### [Task instructions]
Without the pictures, reproduce the records that follow exactly.

### [Collection entries]

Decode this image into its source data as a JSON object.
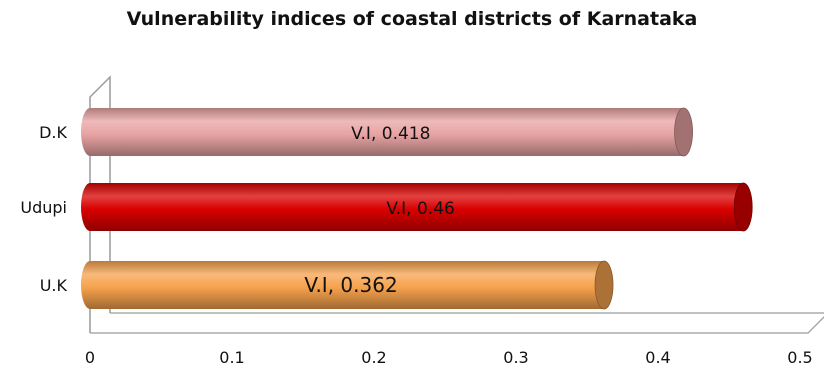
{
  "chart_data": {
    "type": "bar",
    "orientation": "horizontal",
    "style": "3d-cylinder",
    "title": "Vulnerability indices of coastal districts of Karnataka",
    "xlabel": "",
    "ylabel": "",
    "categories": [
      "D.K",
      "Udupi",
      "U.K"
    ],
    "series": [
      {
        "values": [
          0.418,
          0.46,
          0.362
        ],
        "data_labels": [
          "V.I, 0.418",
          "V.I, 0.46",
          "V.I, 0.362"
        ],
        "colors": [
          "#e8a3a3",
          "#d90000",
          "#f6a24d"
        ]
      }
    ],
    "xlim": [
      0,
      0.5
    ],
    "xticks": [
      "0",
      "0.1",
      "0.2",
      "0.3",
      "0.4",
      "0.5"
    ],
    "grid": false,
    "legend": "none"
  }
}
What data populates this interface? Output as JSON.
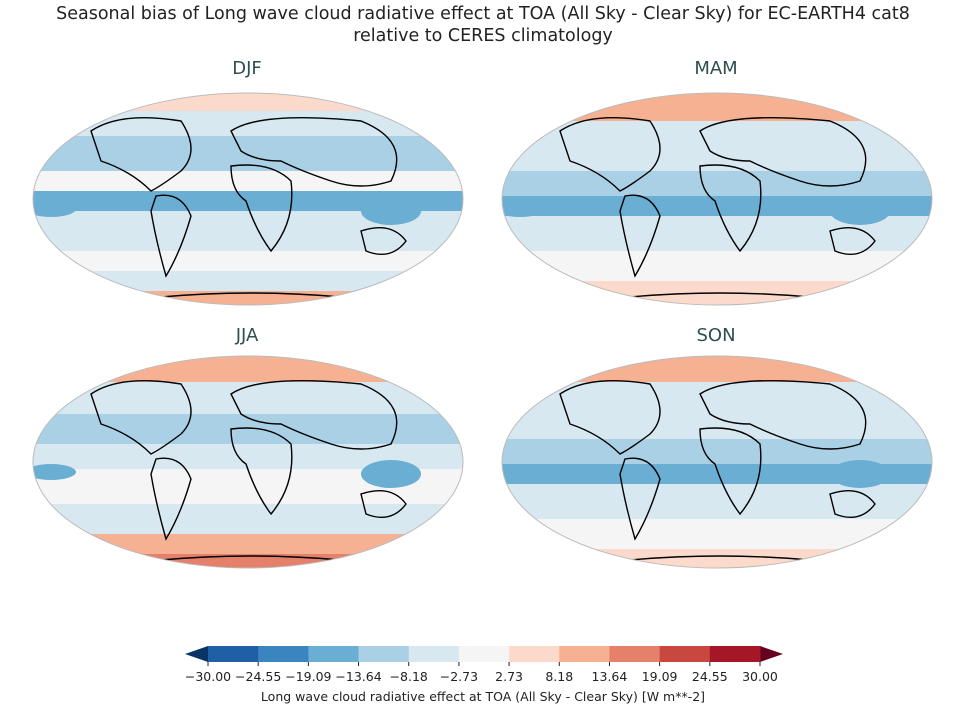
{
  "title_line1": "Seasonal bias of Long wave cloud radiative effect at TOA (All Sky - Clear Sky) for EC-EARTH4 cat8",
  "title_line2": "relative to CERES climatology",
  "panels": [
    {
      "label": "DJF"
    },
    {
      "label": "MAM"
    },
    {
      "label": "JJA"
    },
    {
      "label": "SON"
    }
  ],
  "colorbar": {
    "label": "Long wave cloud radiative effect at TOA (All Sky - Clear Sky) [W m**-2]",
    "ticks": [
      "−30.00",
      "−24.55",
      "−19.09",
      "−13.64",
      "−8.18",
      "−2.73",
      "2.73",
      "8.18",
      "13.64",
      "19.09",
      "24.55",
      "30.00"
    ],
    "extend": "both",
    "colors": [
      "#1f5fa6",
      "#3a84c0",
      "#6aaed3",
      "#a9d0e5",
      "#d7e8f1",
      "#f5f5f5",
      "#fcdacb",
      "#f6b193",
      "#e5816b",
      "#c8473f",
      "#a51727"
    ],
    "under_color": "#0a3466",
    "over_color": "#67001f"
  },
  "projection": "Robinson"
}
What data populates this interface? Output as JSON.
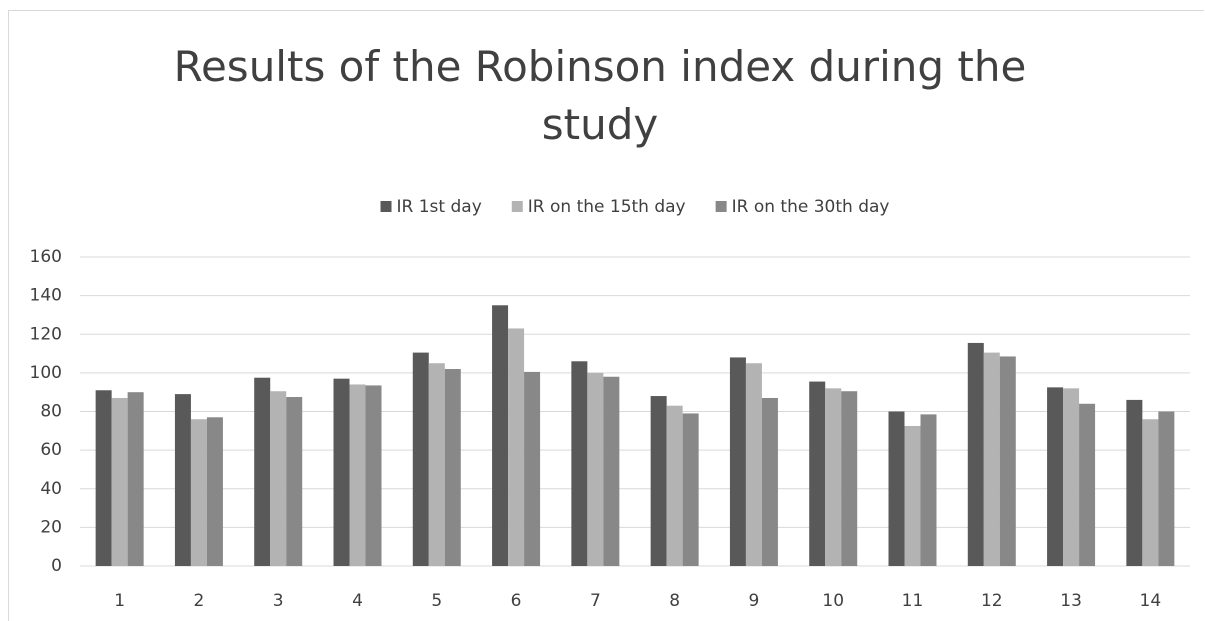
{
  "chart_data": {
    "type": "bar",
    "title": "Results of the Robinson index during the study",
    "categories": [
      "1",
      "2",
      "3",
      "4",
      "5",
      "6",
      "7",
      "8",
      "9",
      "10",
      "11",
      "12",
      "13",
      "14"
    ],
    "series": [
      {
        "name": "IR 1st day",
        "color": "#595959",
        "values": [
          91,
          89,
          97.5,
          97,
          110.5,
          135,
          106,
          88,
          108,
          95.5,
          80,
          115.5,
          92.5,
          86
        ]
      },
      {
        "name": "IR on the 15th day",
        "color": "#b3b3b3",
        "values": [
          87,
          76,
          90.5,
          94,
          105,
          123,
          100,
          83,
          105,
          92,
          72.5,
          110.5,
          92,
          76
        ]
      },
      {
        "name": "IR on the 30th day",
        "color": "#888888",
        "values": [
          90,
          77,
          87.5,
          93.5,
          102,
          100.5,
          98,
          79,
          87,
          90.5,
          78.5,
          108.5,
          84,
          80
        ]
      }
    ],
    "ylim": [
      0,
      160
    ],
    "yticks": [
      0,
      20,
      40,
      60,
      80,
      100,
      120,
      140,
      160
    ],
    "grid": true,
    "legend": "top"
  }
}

### [Exercise output]
Decode this image into its source data as a JSON object.
{
  "chart_data": {
    "type": "bar",
    "orientation": "horizontal",
    "style": "3d-cylinder",
    "title": "Vulnerability indices of coastal districts of Karnataka",
    "xlabel": "",
    "ylabel": "",
    "categories": [
      "D.K",
      "Udupi",
      "U.K"
    ],
    "series": [
      {
        "values": [
          0.418,
          0.46,
          0.362
        ],
        "data_labels": [
          "V.I, 0.418",
          "V.I, 0.46",
          "V.I, 0.362"
        ],
        "colors": [
          "#e8a3a3",
          "#d90000",
          "#f6a24d"
        ]
      }
    ],
    "xlim": [
      0,
      0.5
    ],
    "xticks": [
      "0",
      "0.1",
      "0.2",
      "0.3",
      "0.4",
      "0.5"
    ],
    "grid": false,
    "legend": "none"
  }
}
What data populates this interface? Output as JSON.
{
  "title_line1": "Seasonal bias of Long wave cloud radiative effect at TOA (All Sky - Clear Sky) for EC-EARTH4 cat8",
  "title_line2": "relative to CERES climatology",
  "panels": [
    {
      "label": "DJF"
    },
    {
      "label": "MAM"
    },
    {
      "label": "JJA"
    },
    {
      "label": "SON"
    }
  ],
  "colorbar": {
    "label": "Long wave cloud radiative effect at TOA (All Sky - Clear Sky) [W m**-2]",
    "ticks": [
      "−30.00",
      "−24.55",
      "−19.09",
      "−13.64",
      "−8.18",
      "−2.73",
      "2.73",
      "8.18",
      "13.64",
      "19.09",
      "24.55",
      "30.00"
    ],
    "extend": "both",
    "colors": [
      "#1f5fa6",
      "#3a84c0",
      "#6aaed3",
      "#a9d0e5",
      "#d7e8f1",
      "#f5f5f5",
      "#fcdacb",
      "#f6b193",
      "#e5816b",
      "#c8473f",
      "#a51727"
    ],
    "under_color": "#0a3466",
    "over_color": "#67001f"
  },
  "projection": "Robinson"
}
What data populates this interface? Output as JSON.
{
  "chart_data": {
    "type": "bar",
    "title": "Results of the Robinson index during the study",
    "categories": [
      "1",
      "2",
      "3",
      "4",
      "5",
      "6",
      "7",
      "8",
      "9",
      "10",
      "11",
      "12",
      "13",
      "14"
    ],
    "series": [
      {
        "name": "IR 1st day",
        "color": "#595959",
        "values": [
          91,
          89,
          97.5,
          97,
          110.5,
          135,
          106,
          88,
          108,
          95.5,
          80,
          115.5,
          92.5,
          86
        ]
      },
      {
        "name": "IR on the 15th day",
        "color": "#b3b3b3",
        "values": [
          87,
          76,
          90.5,
          94,
          105,
          123,
          100,
          83,
          105,
          92,
          72.5,
          110.5,
          92,
          76
        ]
      },
      {
        "name": "IR on the 30th day",
        "color": "#888888",
        "values": [
          90,
          77,
          87.5,
          93.5,
          102,
          100.5,
          98,
          79,
          87,
          90.5,
          78.5,
          108.5,
          84,
          80
        ]
      }
    ],
    "ylim": [
      0,
      160
    ],
    "yticks": [
      0,
      20,
      40,
      60,
      80,
      100,
      120,
      140,
      160
    ],
    "grid": true,
    "legend": "top"
  }
}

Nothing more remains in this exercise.